* **What is required**
Copy out every line containing the word "group".

* **Supplied records**
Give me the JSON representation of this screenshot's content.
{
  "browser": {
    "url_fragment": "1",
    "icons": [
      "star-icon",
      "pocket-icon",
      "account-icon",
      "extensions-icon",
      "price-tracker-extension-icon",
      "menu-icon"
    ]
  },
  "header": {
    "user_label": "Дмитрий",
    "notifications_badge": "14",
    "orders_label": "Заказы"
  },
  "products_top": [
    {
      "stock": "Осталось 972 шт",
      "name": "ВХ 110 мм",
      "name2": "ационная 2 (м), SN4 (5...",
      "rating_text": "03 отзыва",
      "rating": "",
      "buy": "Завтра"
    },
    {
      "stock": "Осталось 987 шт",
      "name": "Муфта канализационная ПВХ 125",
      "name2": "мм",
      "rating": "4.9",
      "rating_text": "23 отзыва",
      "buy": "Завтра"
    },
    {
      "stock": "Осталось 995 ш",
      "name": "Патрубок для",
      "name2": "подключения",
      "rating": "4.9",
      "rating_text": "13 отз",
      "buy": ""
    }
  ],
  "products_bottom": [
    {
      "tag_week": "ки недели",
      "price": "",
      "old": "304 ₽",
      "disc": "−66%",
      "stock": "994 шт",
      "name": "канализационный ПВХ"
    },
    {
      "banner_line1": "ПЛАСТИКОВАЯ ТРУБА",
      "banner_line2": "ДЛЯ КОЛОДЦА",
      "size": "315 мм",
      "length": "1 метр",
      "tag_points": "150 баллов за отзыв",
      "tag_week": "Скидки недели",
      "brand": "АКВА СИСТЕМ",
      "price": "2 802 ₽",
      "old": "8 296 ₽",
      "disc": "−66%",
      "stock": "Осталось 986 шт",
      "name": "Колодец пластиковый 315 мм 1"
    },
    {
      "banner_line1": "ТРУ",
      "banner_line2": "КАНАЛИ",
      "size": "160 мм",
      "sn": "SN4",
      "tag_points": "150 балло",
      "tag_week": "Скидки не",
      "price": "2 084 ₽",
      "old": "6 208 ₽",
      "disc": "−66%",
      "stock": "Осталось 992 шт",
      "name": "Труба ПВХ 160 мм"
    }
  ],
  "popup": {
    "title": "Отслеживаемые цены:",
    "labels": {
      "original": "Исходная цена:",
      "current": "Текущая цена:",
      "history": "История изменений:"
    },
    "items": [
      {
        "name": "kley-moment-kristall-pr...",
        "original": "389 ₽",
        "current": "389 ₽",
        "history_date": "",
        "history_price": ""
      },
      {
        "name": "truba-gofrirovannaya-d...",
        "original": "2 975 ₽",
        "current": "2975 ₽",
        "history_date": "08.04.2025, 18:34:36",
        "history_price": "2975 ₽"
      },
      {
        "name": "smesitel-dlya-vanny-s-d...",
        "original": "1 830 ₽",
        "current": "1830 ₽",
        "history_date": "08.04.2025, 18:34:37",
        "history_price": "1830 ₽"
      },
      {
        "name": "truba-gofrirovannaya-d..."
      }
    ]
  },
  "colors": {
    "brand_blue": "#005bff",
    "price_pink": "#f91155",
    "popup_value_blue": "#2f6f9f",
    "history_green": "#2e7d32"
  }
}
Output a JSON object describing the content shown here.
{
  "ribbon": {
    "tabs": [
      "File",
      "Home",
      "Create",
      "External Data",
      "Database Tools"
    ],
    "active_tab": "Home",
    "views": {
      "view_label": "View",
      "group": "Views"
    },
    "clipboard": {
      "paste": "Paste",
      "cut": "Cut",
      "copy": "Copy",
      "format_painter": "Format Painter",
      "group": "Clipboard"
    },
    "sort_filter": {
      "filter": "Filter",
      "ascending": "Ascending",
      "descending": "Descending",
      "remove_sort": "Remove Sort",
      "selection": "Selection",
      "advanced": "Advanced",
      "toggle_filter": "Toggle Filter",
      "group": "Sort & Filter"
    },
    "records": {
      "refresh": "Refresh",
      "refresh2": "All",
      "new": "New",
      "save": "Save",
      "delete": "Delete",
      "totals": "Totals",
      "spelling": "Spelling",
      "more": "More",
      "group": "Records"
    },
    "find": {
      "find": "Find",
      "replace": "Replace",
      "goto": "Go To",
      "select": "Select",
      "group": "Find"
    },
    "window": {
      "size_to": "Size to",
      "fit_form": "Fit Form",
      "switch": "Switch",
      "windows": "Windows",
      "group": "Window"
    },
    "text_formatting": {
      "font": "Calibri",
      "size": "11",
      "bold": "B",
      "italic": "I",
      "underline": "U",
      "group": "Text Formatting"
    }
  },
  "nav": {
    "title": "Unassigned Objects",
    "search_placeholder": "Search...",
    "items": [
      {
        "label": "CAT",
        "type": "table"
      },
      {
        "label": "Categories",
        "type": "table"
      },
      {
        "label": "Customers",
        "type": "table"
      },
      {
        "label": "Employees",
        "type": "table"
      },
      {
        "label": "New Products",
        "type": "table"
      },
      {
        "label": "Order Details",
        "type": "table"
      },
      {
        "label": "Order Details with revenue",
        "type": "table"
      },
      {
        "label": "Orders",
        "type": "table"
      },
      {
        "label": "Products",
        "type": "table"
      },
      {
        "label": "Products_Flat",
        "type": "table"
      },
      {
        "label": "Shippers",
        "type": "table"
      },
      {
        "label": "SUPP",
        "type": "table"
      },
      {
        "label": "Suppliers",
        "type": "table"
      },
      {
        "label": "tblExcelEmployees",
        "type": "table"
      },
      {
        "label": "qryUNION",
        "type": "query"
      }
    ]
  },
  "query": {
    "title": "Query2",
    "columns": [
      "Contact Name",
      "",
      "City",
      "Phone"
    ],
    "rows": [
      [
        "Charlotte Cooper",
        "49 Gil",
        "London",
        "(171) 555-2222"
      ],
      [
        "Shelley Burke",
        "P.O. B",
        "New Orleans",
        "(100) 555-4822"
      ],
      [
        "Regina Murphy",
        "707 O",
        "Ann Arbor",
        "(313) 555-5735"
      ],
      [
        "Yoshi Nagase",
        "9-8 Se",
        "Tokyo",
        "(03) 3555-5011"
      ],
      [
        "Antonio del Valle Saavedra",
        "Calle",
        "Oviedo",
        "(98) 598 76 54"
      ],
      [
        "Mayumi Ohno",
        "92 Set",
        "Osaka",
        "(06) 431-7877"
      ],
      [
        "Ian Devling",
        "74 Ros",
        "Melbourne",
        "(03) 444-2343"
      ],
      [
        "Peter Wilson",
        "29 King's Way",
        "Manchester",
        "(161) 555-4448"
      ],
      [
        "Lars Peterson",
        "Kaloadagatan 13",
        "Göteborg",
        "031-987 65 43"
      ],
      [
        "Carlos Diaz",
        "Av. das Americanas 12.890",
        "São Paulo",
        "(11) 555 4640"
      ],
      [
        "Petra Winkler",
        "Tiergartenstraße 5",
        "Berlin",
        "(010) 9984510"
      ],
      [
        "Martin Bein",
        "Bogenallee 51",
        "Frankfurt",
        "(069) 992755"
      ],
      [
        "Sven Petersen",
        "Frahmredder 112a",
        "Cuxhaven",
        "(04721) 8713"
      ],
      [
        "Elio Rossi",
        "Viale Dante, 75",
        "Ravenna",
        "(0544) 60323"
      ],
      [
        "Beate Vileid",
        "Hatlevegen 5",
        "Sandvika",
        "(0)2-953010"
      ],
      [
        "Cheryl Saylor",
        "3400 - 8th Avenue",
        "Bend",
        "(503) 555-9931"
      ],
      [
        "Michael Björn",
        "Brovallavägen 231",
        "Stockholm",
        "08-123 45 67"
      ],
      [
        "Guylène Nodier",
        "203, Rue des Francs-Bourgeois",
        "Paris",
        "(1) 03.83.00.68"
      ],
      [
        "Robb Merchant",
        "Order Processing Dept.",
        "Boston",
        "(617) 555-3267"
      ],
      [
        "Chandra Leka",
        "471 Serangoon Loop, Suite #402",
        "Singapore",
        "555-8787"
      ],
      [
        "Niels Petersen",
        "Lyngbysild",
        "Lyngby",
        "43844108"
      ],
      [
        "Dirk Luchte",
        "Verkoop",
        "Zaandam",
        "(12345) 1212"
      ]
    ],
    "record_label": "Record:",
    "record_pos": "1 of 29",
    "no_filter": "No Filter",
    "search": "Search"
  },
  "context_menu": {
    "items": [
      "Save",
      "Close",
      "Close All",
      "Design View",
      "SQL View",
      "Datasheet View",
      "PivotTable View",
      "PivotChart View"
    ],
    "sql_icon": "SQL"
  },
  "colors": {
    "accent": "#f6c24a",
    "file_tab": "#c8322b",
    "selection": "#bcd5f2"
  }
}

* **The result**
      "group": "Views"
      "group": "Clipboard"
      "group": "Sort & Filter"
      "group": "Records"
      "group": "Find"
      "group": "Window"
      "group": "Text Formatting"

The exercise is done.